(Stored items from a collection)
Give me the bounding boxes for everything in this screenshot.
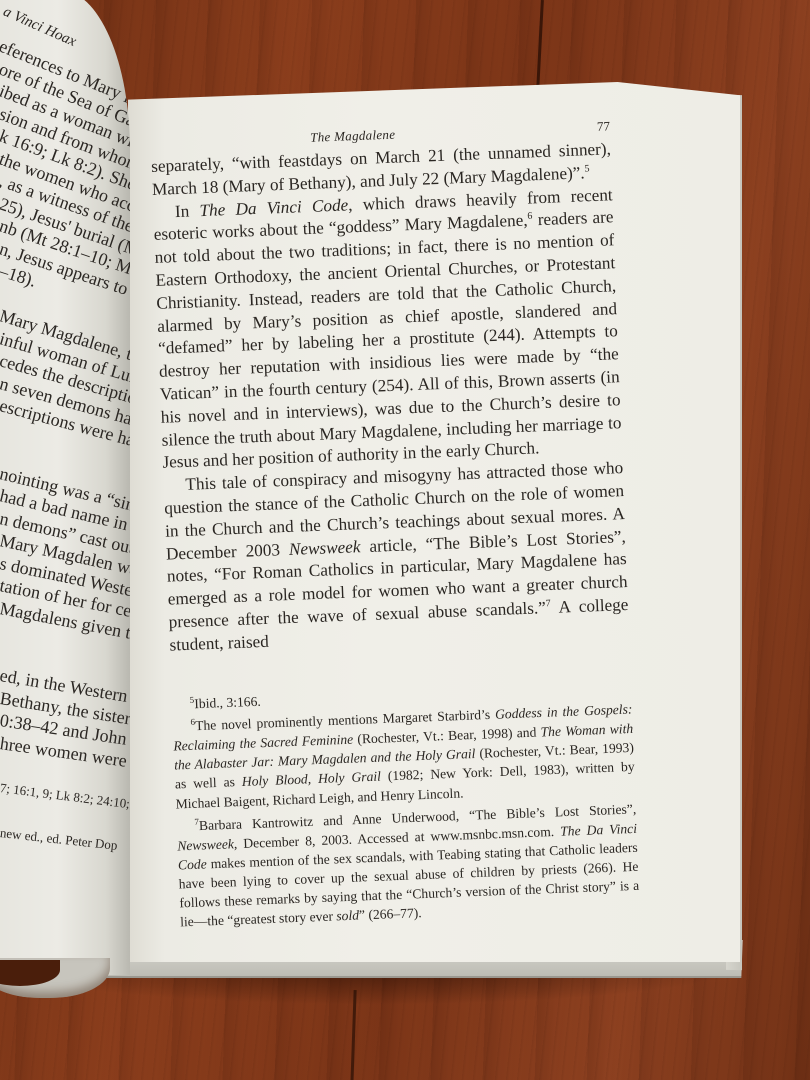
footnotes: 5Ibid., 3:166. 6The novel prominently me… [171,673,640,932]
left-page-text: a Vinci Hoax eferences to Mary fromore o… [0,0,130,844]
footnote-ref: 5 [584,163,589,174]
footnote: 6The novel prominently mentions Margaret… [172,696,635,813]
paragraph: In The Da Vinci Code, which draws heavil… [153,184,623,475]
left-page-curled: a Vinci Hoax eferences to Mary fromore o… [0,0,130,975]
right-page-content: The Magdalene 77 separately, “with feast… [150,118,640,932]
running-head-title: The Magdalene [310,127,396,146]
page-number: 77 [597,118,611,134]
paragraph: This tale of conspiracy and misogyny has… [163,457,630,657]
body-text: separately, “with feastdays on March 21 … [151,138,630,657]
footnote: 7Barbara Kantrowitz and Anne Underwood, … [176,796,640,932]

# The task
Output every line above word for word, and omit the picture from your answer.

# Answer to this problem
Give me the bounding boxes for everything in this screenshot.
footnotes: 5Ibid., 3:166. 6The novel prominently me… [171,673,640,932]
left-page-text: a Vinci Hoax eferences to Mary fromore o… [0,0,130,844]
footnote-ref: 5 [584,163,589,174]
footnote: 6The novel prominently mentions Margaret… [172,696,635,813]
paragraph: In The Da Vinci Code, which draws heavil… [153,184,623,475]
left-page-curled: a Vinci Hoax eferences to Mary fromore o… [0,0,130,975]
right-page-content: The Magdalene 77 separately, “with feast… [150,118,640,932]
running-head-title: The Magdalene [310,127,396,146]
page-number: 77 [597,118,611,134]
paragraph: This tale of conspiracy and misogyny has… [163,457,630,657]
body-text: separately, “with feastdays on March 21 … [151,138,630,657]
footnote: 7Barbara Kantrowitz and Anne Underwood, … [176,796,640,932]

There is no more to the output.